Supplied records:

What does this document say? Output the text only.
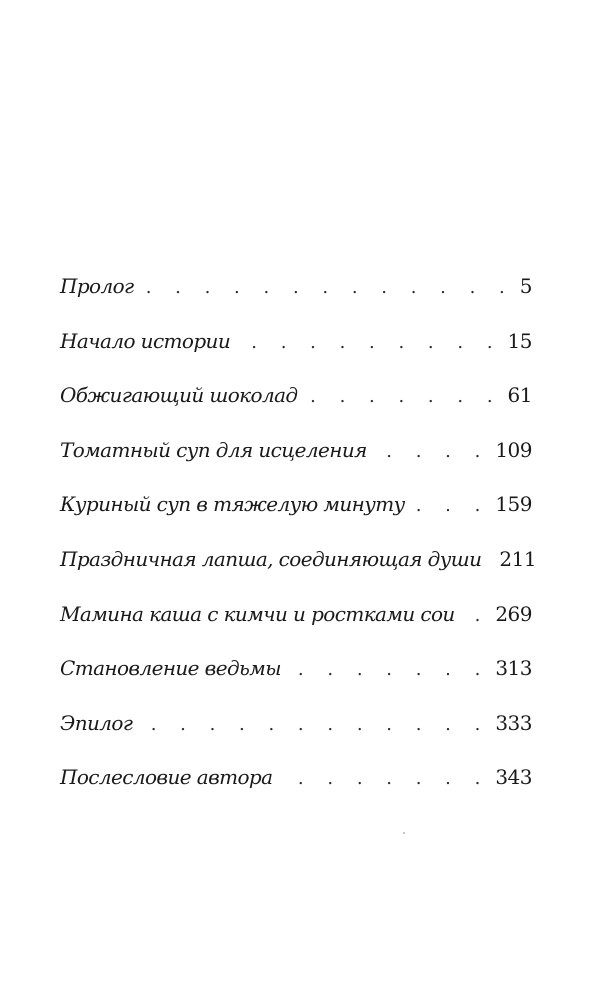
Пролог . . .	5
Начало истории . . .	15
Обжигающий шоколад . . .	61
Томатный суп для исцеления . . .	109
Куриный суп в тяжелую минуту . . .	159
Праздничная лапша, соединяющая души 211
Мамина каша с кимчи и ростками сои . . . 269
Становление ведьмы . . .	313
Эпилог . . .	333
Послесловие автора . . .	343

Your goal: Write out the listing above again, exactly, but with no pictures in the copy.

Complete response:
What does this document say? Output the text only.
Пролог . . .	5
Начало истории . . .	15
Обжигающий шоколад . . .	61
Томатный суп для исцеления . . .	109
Куриный суп в тяжелую минуту . . .	159
Праздничная лапша, соединяющая души 211
Мамина каша с кимчи и ростками сои . . . 269
Становление ведьмы . . .	313
Эпилог . . .	333
Послесловие автора . . .	343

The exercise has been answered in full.